* [JOB]: Using the data below, tally the lines that include the string "cartoon". Only the number is wanted.

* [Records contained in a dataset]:
═══

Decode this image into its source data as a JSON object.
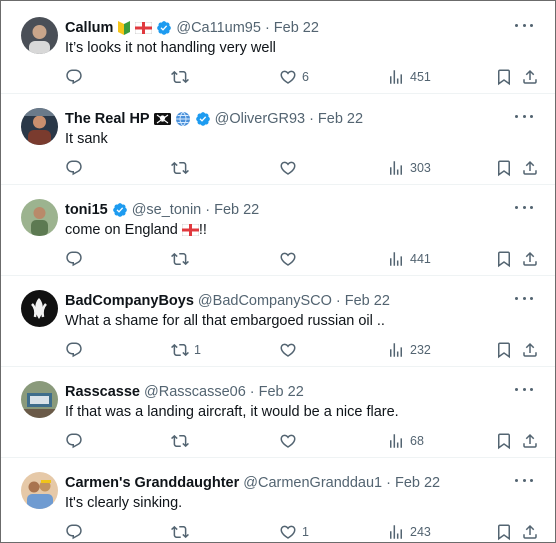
{
  "tweets": [
    {
      "name": "Callum",
      "badges": [
        "beginner",
        "england-flag",
        "verified"
      ],
      "handle": "@Ca11um95",
      "date": "Feb 22",
      "text": "It’s looks it not handling very well",
      "text_after": "",
      "replies": "",
      "retweets": "",
      "likes": "6",
      "views": "451",
      "avatar_bg": "#4a4f57"
    },
    {
      "name": "The Real HP",
      "badges": [
        "pirate-flag",
        "globe",
        "verified"
      ],
      "handle": "@OliverGR93",
      "date": "Feb 22",
      "text": "It sank",
      "text_after": "",
      "replies": "",
      "retweets": "",
      "likes": "",
      "views": "303",
      "avatar_bg": "#7a3b2e"
    },
    {
      "name": "toni15",
      "badges": [
        "verified"
      ],
      "handle": "@se_tonin",
      "date": "Feb 22",
      "text": "come on England ",
      "text_after": "!!",
      "inline_flag": true,
      "replies": "",
      "retweets": "",
      "likes": "",
      "views": "441",
      "avatar_bg": "#5d7a52"
    },
    {
      "name": "BadCompanyBoys",
      "badges": [],
      "handle": "@BadCompanySCO",
      "date": "Feb 22",
      "text": "What a shame for all that embargoed russian oil ..",
      "text_after": "",
      "replies": "",
      "retweets": "1",
      "likes": "",
      "views": "232",
      "avatar_bg": "#111111"
    },
    {
      "name": "Rasscasse",
      "badges": [],
      "handle": "@Rasscasse06",
      "date": "Feb 22",
      "text": "If that was a landing aircraft, it would be a nice flare.",
      "text_after": "",
      "replies": "",
      "retweets": "",
      "likes": "",
      "views": "68",
      "avatar_bg": "#8a9a7b"
    },
    {
      "name": "Carmen's Granddaughter",
      "badges": [],
      "handle": "@CarmenGranddau1",
      "date": "Feb 22",
      "text": "It's clearly sinking.",
      "text_after": "",
      "replies": "",
      "retweets": "",
      "likes": "1",
      "views": "243",
      "avatar_bg": "#c49a6c"
    }
  ],
  "colors": {
    "verified": "#1d9bf0",
    "icon": "#536471",
    "text": "#0f1419"
  },
  "icons": [
    "reply-icon",
    "retweet-icon",
    "like-icon",
    "views-icon",
    "bookmark-icon",
    "share-icon",
    "more-icon",
    "verified-icon",
    "england-flag-icon",
    "pirate-flag-icon",
    "globe-icon",
    "beginner-icon"
  ]
}
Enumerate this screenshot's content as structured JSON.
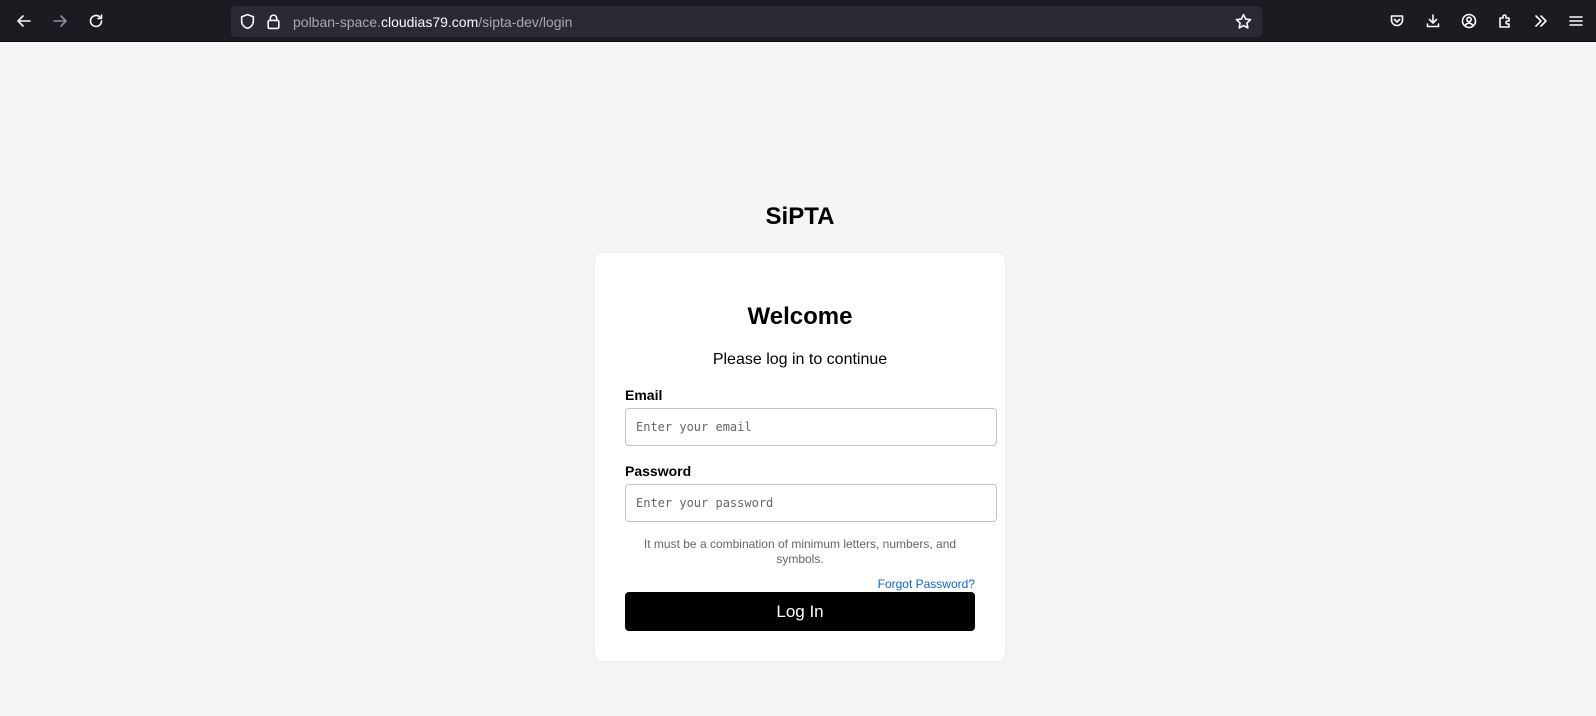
{
  "browser": {
    "url_prefix": "polban-space.",
    "url_host": "cloudias79.com",
    "url_path": "/sipta-dev/login",
    "icons": [
      "back-icon",
      "forward-icon",
      "reload-icon",
      "shield-icon",
      "lock-icon",
      "star-icon",
      "pocket-icon",
      "download-icon",
      "account-icon",
      "extensions-icon",
      "chevron-double-right-icon",
      "menu-icon"
    ]
  },
  "page": {
    "app_title": "SiPTA",
    "welcome": "Welcome",
    "subtitle": "Please log in to continue",
    "email_label": "Email",
    "email_value": "",
    "email_placeholder": "Enter your email",
    "password_label": "Password",
    "password_value": "",
    "password_placeholder": "Enter your password",
    "password_hint": "It must be a combination of minimum letters, numbers, and symbols.",
    "forgot_password": "Forgot Password?",
    "login_button": "Log In"
  },
  "colors": {
    "toolbar_bg": "#1c1b22",
    "page_bg": "#f4f4f4",
    "button_bg": "#000000",
    "link": "#0a66d8"
  }
}
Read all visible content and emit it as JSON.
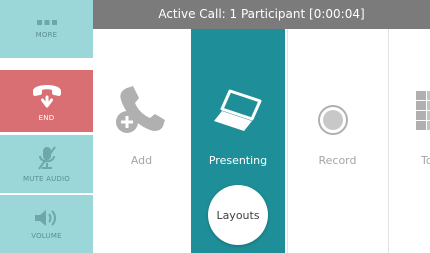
{
  "title": "Active Call: 1 Participant [0:00:04]",
  "sidebar": {
    "more": "MORE",
    "end": "END",
    "mute_audio": "MUTE AUDIO",
    "volume": "VOLUME"
  },
  "panels": {
    "add": "Add",
    "presenting": "Presenting",
    "record": "Record",
    "partial": "To"
  },
  "layouts_button": "Layouts",
  "colors": {
    "teal_light": "#9bd6d9",
    "teal_dark": "#1e8f98",
    "end_red": "#d96f73",
    "title_bar": "#7b7b7b"
  }
}
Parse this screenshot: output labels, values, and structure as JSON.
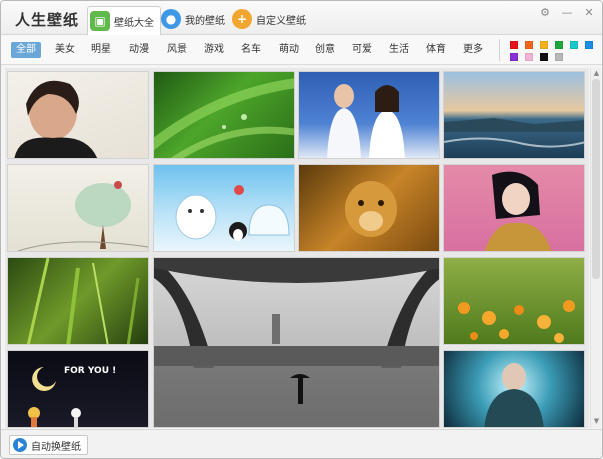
{
  "app": {
    "title": "人生壁纸"
  },
  "tabs": [
    {
      "label": "壁纸大全",
      "icon": "gallery-icon"
    },
    {
      "label": "我的壁纸",
      "icon": "user-icon"
    },
    {
      "label": "自定义壁纸",
      "icon": "plus-icon"
    }
  ],
  "window_controls": {
    "settings": "⚙",
    "minimize": "—",
    "close": "✕"
  },
  "categories": [
    "全部",
    "美女",
    "明星",
    "动漫",
    "风景",
    "游戏",
    "名车",
    "萌动",
    "创意",
    "可爱",
    "生活",
    "体育",
    "更多"
  ],
  "selected_category": "全部",
  "color_filters": [
    "#e8141b",
    "#f4651c",
    "#f4b11c",
    "#1fa83a",
    "#18c8c8",
    "#1a8fe3",
    "#8a2fd8",
    "#f1b3d5",
    "#111111",
    "#b8b8b8"
  ],
  "wallpapers": [
    {
      "subject": "male-celebrity-portrait"
    },
    {
      "subject": "green-leaves-waterdrops"
    },
    {
      "subject": "celebrity-couple-in-white"
    },
    {
      "subject": "coastline-sunset"
    },
    {
      "subject": "cartoon-tree-sketch"
    },
    {
      "subject": "polar-bear-cartoon"
    },
    {
      "subject": "lion-cub"
    },
    {
      "subject": "woman-fashion-portrait"
    },
    {
      "subject": "grass-closeup"
    },
    {
      "subject": "eiffel-tower-rain"
    },
    {
      "subject": "orange-flowers-field"
    },
    {
      "subject": "for-you-moon-night"
    },
    {
      "subject": "hooded-figure-light"
    }
  ],
  "captions": {
    "for_you": "FOR YOU !"
  },
  "footer": {
    "auto_change_label": "自动换壁纸"
  }
}
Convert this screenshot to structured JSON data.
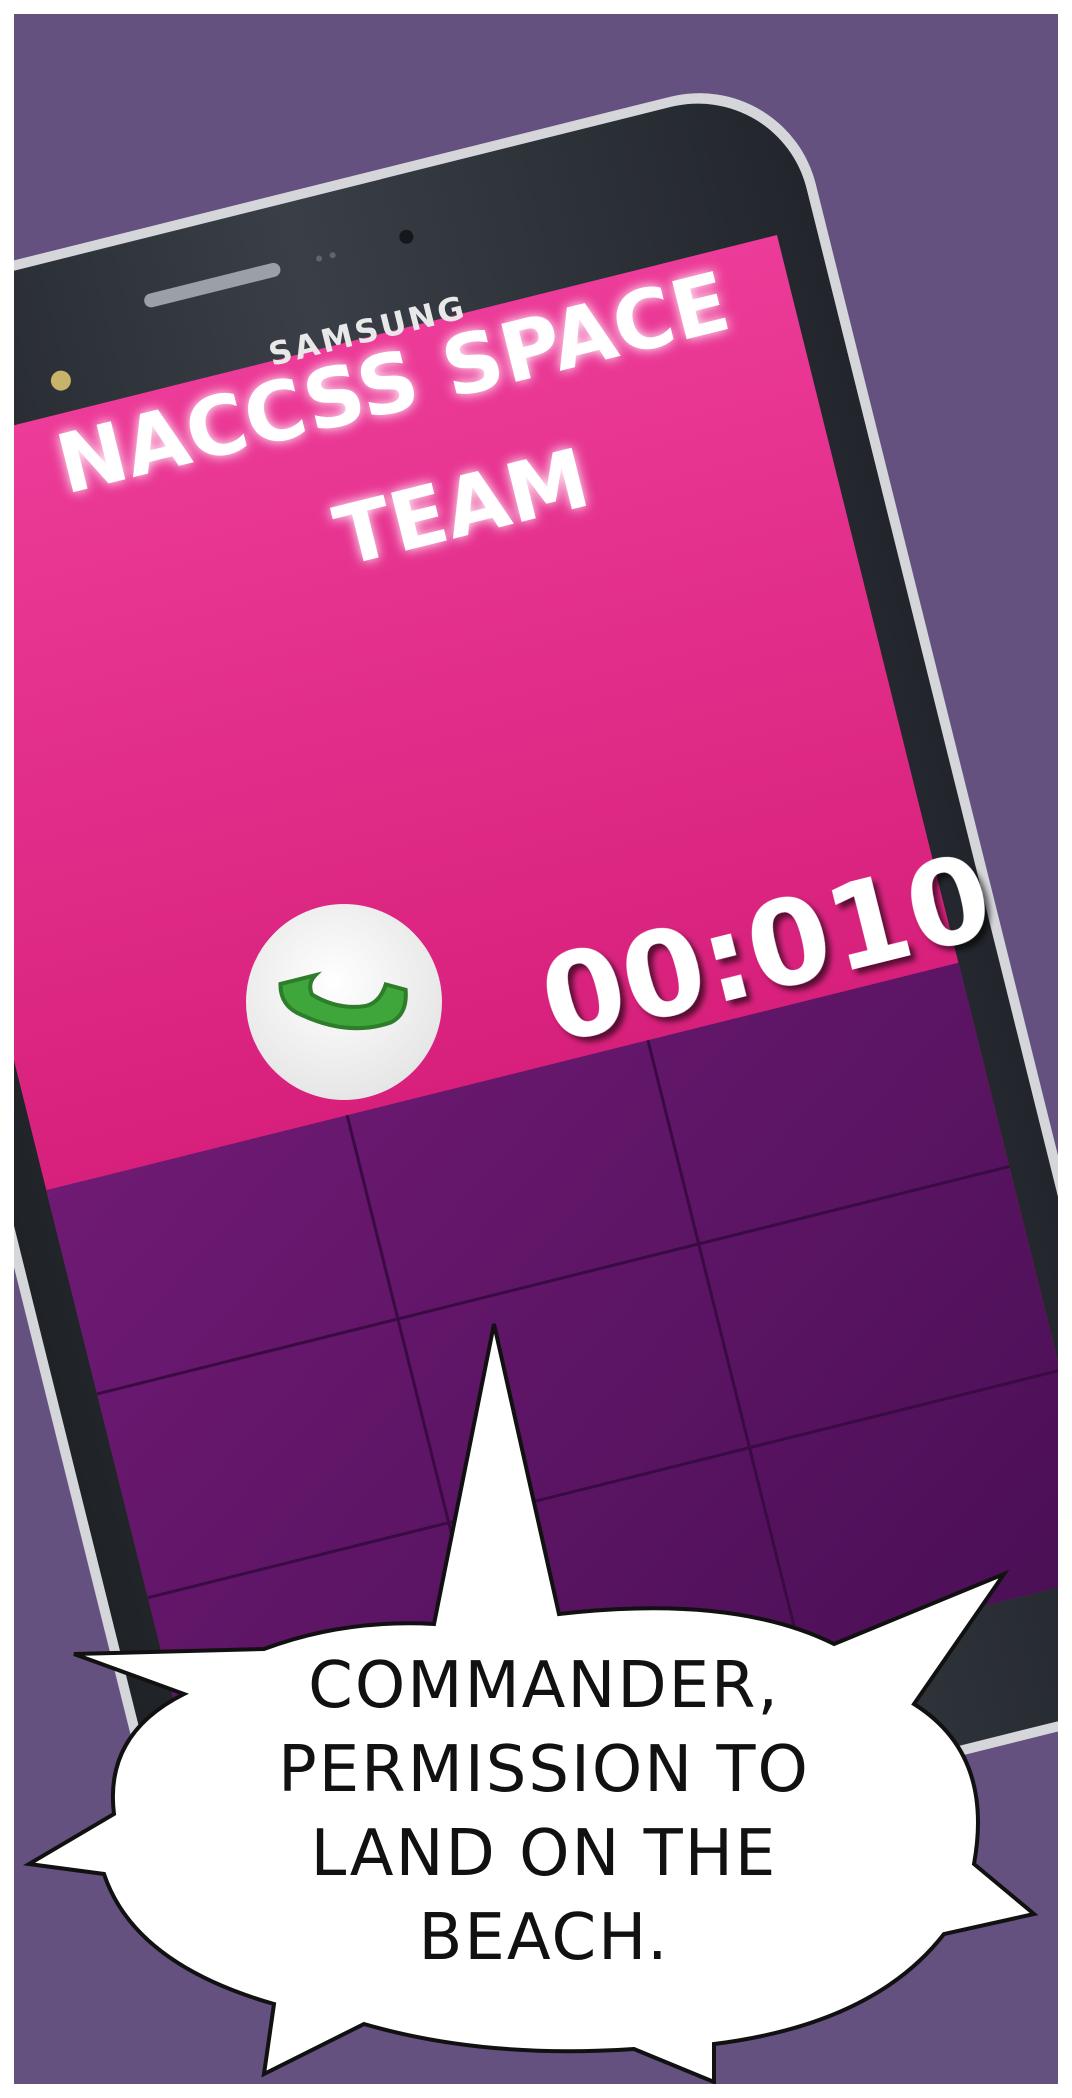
{
  "phone": {
    "brand": "SAMSUNG",
    "screen_title_line1": "NACCSS SPACE",
    "screen_title_line2": "TEAM",
    "call_timer": "00:010",
    "answer_icon": "phone-handset-icon"
  },
  "speech_bubble": {
    "line1": "COMMANDER,",
    "line2": "PERMISSION TO",
    "line3": "LAND ON THE",
    "line4": "BEACH."
  },
  "colors": {
    "background": "#65517f",
    "screen_pink": "#e0207f",
    "screen_purple": "#5e1667",
    "phone_body": "#2b2f36",
    "call_green": "#3ea63a"
  }
}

═══

* [CORRECT RESULT]: 2